EXERCISE REQUIREMENTS: Rewrite the lines running from the line with "enumerate the UI" up to and including the line with "311, 14, 325]", putting "components" wherever "elements" appears and keeping everything else the same. Leave the pictures out of the answer.

STORED RECORDS:
## begin

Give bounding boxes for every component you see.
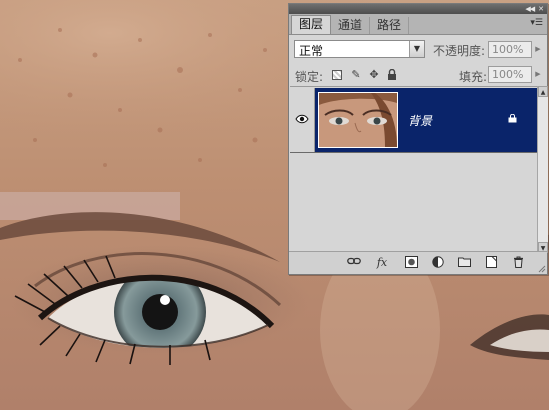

## end
## begin

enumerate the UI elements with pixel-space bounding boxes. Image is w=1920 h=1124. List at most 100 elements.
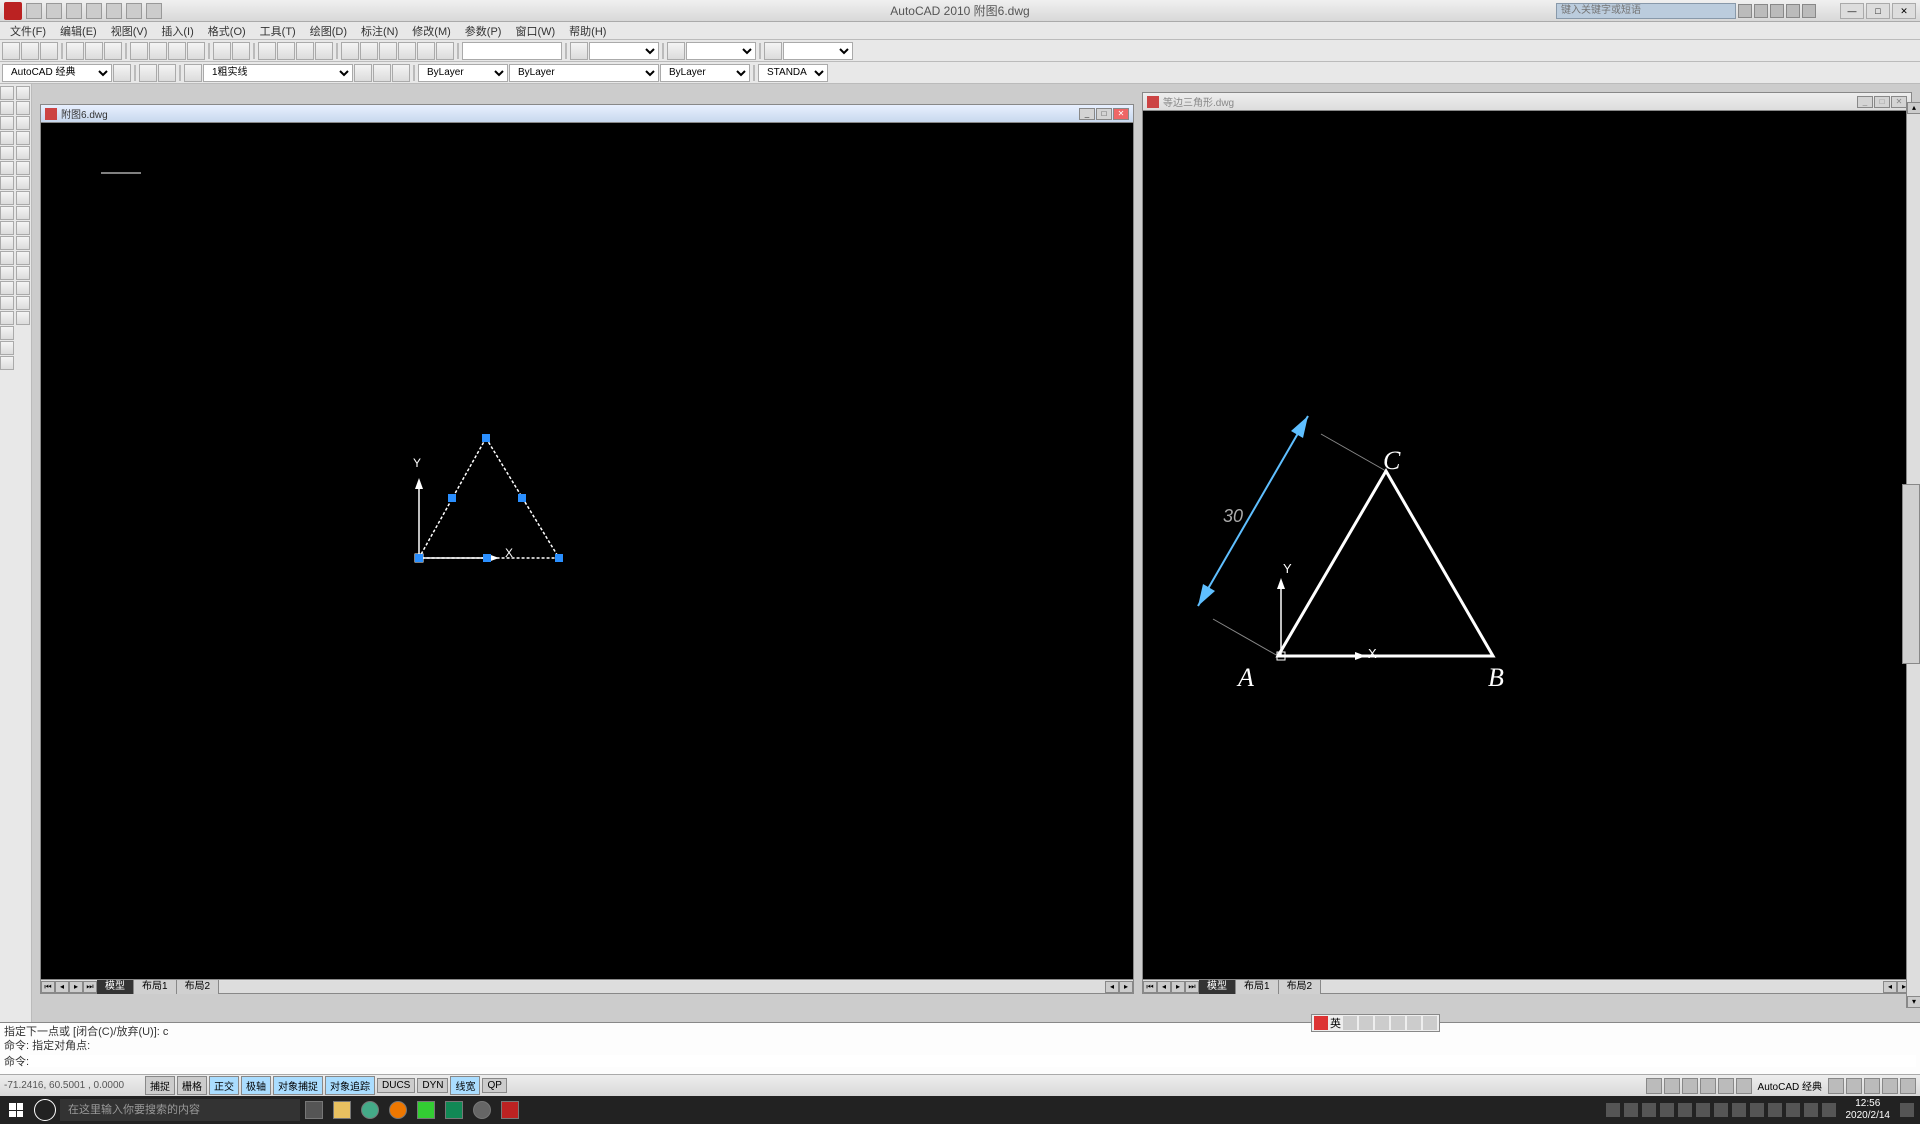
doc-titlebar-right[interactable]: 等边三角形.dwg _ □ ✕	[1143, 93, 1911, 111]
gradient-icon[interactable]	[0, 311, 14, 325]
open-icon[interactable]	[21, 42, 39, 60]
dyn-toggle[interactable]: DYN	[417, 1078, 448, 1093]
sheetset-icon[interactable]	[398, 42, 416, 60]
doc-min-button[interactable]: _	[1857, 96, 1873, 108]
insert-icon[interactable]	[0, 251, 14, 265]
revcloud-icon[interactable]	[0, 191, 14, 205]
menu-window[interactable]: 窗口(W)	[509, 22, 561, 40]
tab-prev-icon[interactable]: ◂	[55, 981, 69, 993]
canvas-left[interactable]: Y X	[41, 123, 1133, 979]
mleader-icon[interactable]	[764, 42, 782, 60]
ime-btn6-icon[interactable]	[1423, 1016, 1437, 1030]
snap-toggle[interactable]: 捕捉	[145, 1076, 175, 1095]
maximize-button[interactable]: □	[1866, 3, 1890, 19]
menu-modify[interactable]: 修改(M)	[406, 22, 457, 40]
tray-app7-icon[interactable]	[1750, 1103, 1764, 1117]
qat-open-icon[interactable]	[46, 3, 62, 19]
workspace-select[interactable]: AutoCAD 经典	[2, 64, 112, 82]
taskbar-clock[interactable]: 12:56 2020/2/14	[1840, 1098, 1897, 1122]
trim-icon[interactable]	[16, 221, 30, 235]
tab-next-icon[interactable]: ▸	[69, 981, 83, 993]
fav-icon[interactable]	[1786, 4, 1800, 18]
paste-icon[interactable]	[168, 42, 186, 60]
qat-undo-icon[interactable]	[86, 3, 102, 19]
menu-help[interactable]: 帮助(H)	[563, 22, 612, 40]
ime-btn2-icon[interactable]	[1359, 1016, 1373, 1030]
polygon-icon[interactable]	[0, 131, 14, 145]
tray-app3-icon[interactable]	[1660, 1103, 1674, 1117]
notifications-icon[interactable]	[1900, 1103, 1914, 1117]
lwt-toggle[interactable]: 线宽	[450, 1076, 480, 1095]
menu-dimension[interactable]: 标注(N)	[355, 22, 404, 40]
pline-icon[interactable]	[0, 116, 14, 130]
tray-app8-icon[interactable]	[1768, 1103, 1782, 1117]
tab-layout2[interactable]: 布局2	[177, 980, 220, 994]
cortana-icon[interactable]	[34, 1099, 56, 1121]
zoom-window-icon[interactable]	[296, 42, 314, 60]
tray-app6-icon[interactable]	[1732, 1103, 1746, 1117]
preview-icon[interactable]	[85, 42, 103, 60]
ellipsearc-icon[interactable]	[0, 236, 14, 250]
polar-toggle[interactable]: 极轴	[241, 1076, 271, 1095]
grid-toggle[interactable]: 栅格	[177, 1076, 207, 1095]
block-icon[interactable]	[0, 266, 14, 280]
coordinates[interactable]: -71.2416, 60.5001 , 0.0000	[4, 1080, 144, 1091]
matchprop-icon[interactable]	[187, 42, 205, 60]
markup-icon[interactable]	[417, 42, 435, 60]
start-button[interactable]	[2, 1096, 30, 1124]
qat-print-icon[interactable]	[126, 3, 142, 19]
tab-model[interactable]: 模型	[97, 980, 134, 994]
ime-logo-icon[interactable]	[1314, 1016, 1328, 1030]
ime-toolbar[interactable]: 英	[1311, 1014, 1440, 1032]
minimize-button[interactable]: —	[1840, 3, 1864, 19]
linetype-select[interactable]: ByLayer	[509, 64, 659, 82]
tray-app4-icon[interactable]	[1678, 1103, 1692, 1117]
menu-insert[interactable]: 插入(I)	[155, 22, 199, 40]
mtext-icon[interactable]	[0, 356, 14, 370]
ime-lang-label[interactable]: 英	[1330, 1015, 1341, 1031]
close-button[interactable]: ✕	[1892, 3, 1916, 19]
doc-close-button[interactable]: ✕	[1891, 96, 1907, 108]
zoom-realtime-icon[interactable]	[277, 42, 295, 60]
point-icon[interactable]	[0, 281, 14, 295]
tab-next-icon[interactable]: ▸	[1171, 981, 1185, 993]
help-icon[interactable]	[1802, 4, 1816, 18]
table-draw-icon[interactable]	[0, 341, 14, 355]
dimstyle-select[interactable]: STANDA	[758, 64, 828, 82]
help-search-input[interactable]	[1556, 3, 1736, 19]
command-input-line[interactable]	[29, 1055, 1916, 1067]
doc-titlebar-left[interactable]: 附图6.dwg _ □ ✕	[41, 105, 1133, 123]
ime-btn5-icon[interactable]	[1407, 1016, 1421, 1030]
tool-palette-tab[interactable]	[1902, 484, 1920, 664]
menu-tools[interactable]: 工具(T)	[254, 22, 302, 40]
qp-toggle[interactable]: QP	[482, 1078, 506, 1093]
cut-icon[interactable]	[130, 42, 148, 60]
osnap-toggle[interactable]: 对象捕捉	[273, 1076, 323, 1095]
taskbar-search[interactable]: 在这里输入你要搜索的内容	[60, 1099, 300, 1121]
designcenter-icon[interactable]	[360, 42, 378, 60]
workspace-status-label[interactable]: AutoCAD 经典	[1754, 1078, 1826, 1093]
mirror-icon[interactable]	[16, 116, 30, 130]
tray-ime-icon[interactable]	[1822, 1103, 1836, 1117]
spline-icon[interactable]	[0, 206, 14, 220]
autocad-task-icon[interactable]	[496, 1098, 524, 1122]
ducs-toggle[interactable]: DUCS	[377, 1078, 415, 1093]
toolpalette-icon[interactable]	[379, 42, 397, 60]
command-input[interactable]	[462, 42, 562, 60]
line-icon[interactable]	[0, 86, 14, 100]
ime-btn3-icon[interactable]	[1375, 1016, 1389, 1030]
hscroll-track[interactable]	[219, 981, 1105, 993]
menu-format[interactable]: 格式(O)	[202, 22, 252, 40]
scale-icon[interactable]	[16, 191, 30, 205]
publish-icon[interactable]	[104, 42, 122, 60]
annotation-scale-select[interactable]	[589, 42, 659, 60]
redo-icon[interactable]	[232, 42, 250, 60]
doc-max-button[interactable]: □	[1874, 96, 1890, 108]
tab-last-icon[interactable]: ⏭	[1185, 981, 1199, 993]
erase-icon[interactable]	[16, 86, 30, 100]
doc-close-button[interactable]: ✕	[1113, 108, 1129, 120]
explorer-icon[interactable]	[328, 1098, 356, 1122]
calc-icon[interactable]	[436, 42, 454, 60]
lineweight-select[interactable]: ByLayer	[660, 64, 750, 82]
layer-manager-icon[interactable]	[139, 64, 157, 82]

## end

COMPLETED TASK:
enumerate the UI components with pixel-space bounding boxes. Image is w=1920 h=1124. List at most 100 components.
doc-titlebar-right[interactable]: 等边三角形.dwg _ □ ✕	[1143, 93, 1911, 111]
gradient-icon[interactable]	[0, 311, 14, 325]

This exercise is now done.